[What the exercise asks]
Leaving out every picture, quote the data below exactly as it appears.

[Dataset records]
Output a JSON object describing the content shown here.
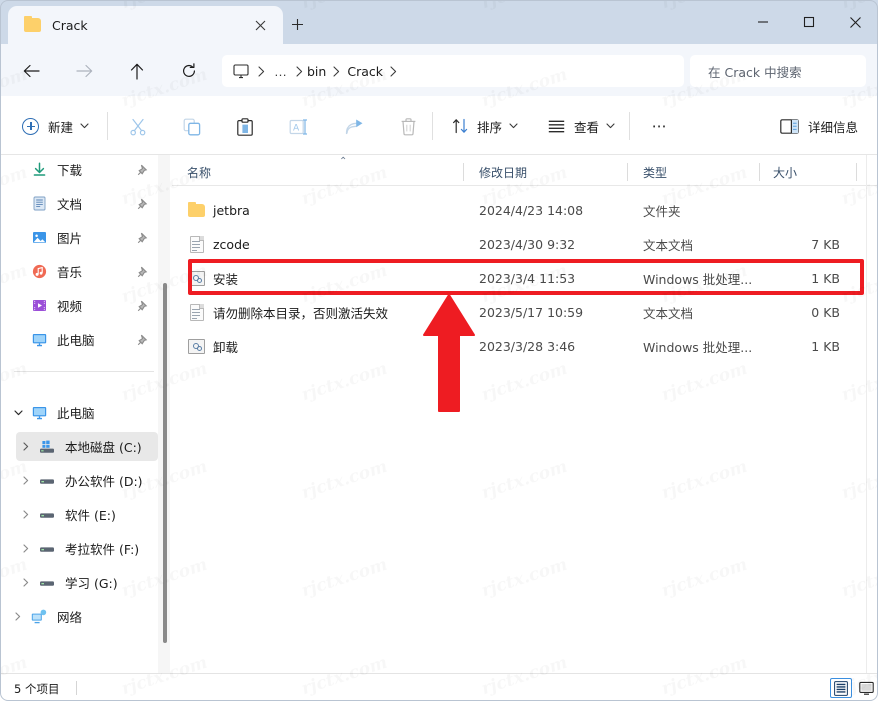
{
  "window": {
    "tab_title": "Crack",
    "tab_folder_icon": "folder-icon",
    "close_tab_label": "×",
    "new_tab_label": "+",
    "minimize_label": "minimize-icon",
    "maximize_label": "maximize-icon",
    "close_label": "close-icon"
  },
  "navigation": {
    "back": "back-arrow-icon",
    "forward": "forward-arrow-icon",
    "up": "up-arrow-icon",
    "refresh": "refresh-icon",
    "breadcrumb": {
      "root_icon": "this-pc-icon",
      "ellipsis": "…",
      "items": [
        "bin",
        "Crack"
      ]
    },
    "search_placeholder": "在 Crack 中搜索"
  },
  "toolbar": {
    "new_label": "新建",
    "cut_icon": "scissors-icon",
    "copy_icon": "copy-icon",
    "paste_icon": "paste-icon",
    "rename_icon": "rename-icon",
    "share_icon": "share-icon",
    "delete_icon": "trash-icon",
    "sort_label": "排序",
    "sort_icon": "sort-icon",
    "view_label": "查看",
    "view_icon": "view-list-icon",
    "more_label": "⋯",
    "details_label": "详细信息",
    "details_icon": "details-pane-icon"
  },
  "sidebar": {
    "quick_access": [
      {
        "label": "下载",
        "icon": "download-icon",
        "pinned": true,
        "selected": false
      },
      {
        "label": "文档",
        "icon": "documents-icon",
        "pinned": true,
        "selected": false
      },
      {
        "label": "图片",
        "icon": "pictures-icon",
        "pinned": true,
        "selected": false
      },
      {
        "label": "音乐",
        "icon": "music-icon",
        "pinned": true,
        "selected": false
      },
      {
        "label": "视频",
        "icon": "videos-icon",
        "pinned": true,
        "selected": false
      },
      {
        "label": "此电脑",
        "icon": "this-pc-icon",
        "pinned": true,
        "selected": false
      }
    ],
    "tree": [
      {
        "label": "此电脑",
        "icon": "this-pc-icon",
        "expanded": true,
        "indent": 0,
        "selected": false
      },
      {
        "label": "本地磁盘 (C:)",
        "icon": "windows-drive-icon",
        "expanded": false,
        "indent": 1,
        "selected": true
      },
      {
        "label": "办公软件 (D:)",
        "icon": "drive-icon",
        "expanded": false,
        "indent": 1,
        "selected": false
      },
      {
        "label": "软件 (E:)",
        "icon": "drive-icon",
        "expanded": false,
        "indent": 1,
        "selected": false
      },
      {
        "label": "考拉软件 (F:)",
        "icon": "drive-icon",
        "expanded": false,
        "indent": 1,
        "selected": false
      },
      {
        "label": "学习 (G:)",
        "icon": "drive-icon",
        "expanded": false,
        "indent": 1,
        "selected": false
      },
      {
        "label": "网络",
        "icon": "network-icon",
        "expanded": false,
        "indent": 0,
        "selected": false
      }
    ]
  },
  "filelist": {
    "columns": [
      {
        "label": "名称",
        "sorted": true
      },
      {
        "label": "修改日期",
        "sorted": false
      },
      {
        "label": "类型",
        "sorted": false
      },
      {
        "label": "大小",
        "sorted": false
      }
    ],
    "rows": [
      {
        "name": "jetbra",
        "date": "2024/4/23 14:08",
        "type": "文件夹",
        "size": "",
        "icon": "folder-icon",
        "highlighted": false
      },
      {
        "name": "zcode",
        "date": "2023/4/30 9:32",
        "type": "文本文档",
        "size": "7 KB",
        "icon": "text-file-icon",
        "highlighted": false
      },
      {
        "name": "安装",
        "date": "2023/3/4 11:53",
        "type": "Windows 批处理...",
        "size": "1 KB",
        "icon": "batch-file-icon",
        "highlighted": true
      },
      {
        "name": "请勿删除本目录，否则激活失效",
        "date": "2023/5/17 10:59",
        "type": "文本文档",
        "size": "0 KB",
        "icon": "text-file-icon",
        "highlighted": false
      },
      {
        "name": "卸载",
        "date": "2023/3/28 3:46",
        "type": "Windows 批处理...",
        "size": "1 KB",
        "icon": "batch-file-icon",
        "highlighted": false
      }
    ]
  },
  "statusbar": {
    "item_count": "5 个项目",
    "details_view_icon": "details-view-icon",
    "large_icons_view_icon": "large-icons-view-icon"
  },
  "annotations": {
    "highlight_color": "#ee1c22",
    "arrow_color": "#ee1c22",
    "watermark_text": "rjctx.com"
  },
  "colors": {
    "titlebar": "#cdd9e8",
    "chrome": "#f3f6fb",
    "content": "#ffffff",
    "accent": "#2f6fb5",
    "header_text": "#39506b"
  }
}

[Answer to this exercise]
Output a JSON object describing the content shown here.
{
  "window": {
    "tab_title": "Crack",
    "tab_folder_icon": "folder-icon",
    "close_tab_label": "×",
    "new_tab_label": "+",
    "minimize_label": "minimize-icon",
    "maximize_label": "maximize-icon",
    "close_label": "close-icon"
  },
  "navigation": {
    "back": "back-arrow-icon",
    "forward": "forward-arrow-icon",
    "up": "up-arrow-icon",
    "refresh": "refresh-icon",
    "breadcrumb": {
      "root_icon": "this-pc-icon",
      "ellipsis": "…",
      "items": [
        "bin",
        "Crack"
      ]
    },
    "search_placeholder": "在 Crack 中搜索"
  },
  "toolbar": {
    "new_label": "新建",
    "cut_icon": "scissors-icon",
    "copy_icon": "copy-icon",
    "paste_icon": "paste-icon",
    "rename_icon": "rename-icon",
    "share_icon": "share-icon",
    "delete_icon": "trash-icon",
    "sort_label": "排序",
    "sort_icon": "sort-icon",
    "view_label": "查看",
    "view_icon": "view-list-icon",
    "more_label": "⋯",
    "details_label": "详细信息",
    "details_icon": "details-pane-icon"
  },
  "sidebar": {
    "quick_access": [
      {
        "label": "下载",
        "icon": "download-icon",
        "pinned": true,
        "selected": false
      },
      {
        "label": "文档",
        "icon": "documents-icon",
        "pinned": true,
        "selected": false
      },
      {
        "label": "图片",
        "icon": "pictures-icon",
        "pinned": true,
        "selected": false
      },
      {
        "label": "音乐",
        "icon": "music-icon",
        "pinned": true,
        "selected": false
      },
      {
        "label": "视频",
        "icon": "videos-icon",
        "pinned": true,
        "selected": false
      },
      {
        "label": "此电脑",
        "icon": "this-pc-icon",
        "pinned": true,
        "selected": false
      }
    ],
    "tree": [
      {
        "label": "此电脑",
        "icon": "this-pc-icon",
        "expanded": true,
        "indent": 0,
        "selected": false
      },
      {
        "label": "本地磁盘 (C:)",
        "icon": "windows-drive-icon",
        "expanded": false,
        "indent": 1,
        "selected": true
      },
      {
        "label": "办公软件 (D:)",
        "icon": "drive-icon",
        "expanded": false,
        "indent": 1,
        "selected": false
      },
      {
        "label": "软件 (E:)",
        "icon": "drive-icon",
        "expanded": false,
        "indent": 1,
        "selected": false
      },
      {
        "label": "考拉软件 (F:)",
        "icon": "drive-icon",
        "expanded": false,
        "indent": 1,
        "selected": false
      },
      {
        "label": "学习 (G:)",
        "icon": "drive-icon",
        "expanded": false,
        "indent": 1,
        "selected": false
      },
      {
        "label": "网络",
        "icon": "network-icon",
        "expanded": false,
        "indent": 0,
        "selected": false
      }
    ]
  },
  "filelist": {
    "columns": [
      {
        "label": "名称",
        "sorted": true
      },
      {
        "label": "修改日期",
        "sorted": false
      },
      {
        "label": "类型",
        "sorted": false
      },
      {
        "label": "大小",
        "sorted": false
      }
    ],
    "rows": [
      {
        "name": "jetbra",
        "date": "2024/4/23 14:08",
        "type": "文件夹",
        "size": "",
        "icon": "folder-icon",
        "highlighted": false
      },
      {
        "name": "zcode",
        "date": "2023/4/30 9:32",
        "type": "文本文档",
        "size": "7 KB",
        "icon": "text-file-icon",
        "highlighted": false
      },
      {
        "name": "安装",
        "date": "2023/3/4 11:53",
        "type": "Windows 批处理...",
        "size": "1 KB",
        "icon": "batch-file-icon",
        "highlighted": true
      },
      {
        "name": "请勿删除本目录，否则激活失效",
        "date": "2023/5/17 10:59",
        "type": "文本文档",
        "size": "0 KB",
        "icon": "text-file-icon",
        "highlighted": false
      },
      {
        "name": "卸载",
        "date": "2023/3/28 3:46",
        "type": "Windows 批处理...",
        "size": "1 KB",
        "icon": "batch-file-icon",
        "highlighted": false
      }
    ]
  },
  "statusbar": {
    "item_count": "5 个项目",
    "details_view_icon": "details-view-icon",
    "large_icons_view_icon": "large-icons-view-icon"
  },
  "annotations": {
    "highlight_color": "#ee1c22",
    "arrow_color": "#ee1c22",
    "watermark_text": "rjctx.com"
  },
  "colors": {
    "titlebar": "#cdd9e8",
    "chrome": "#f3f6fb",
    "content": "#ffffff",
    "accent": "#2f6fb5",
    "header_text": "#39506b"
  }
}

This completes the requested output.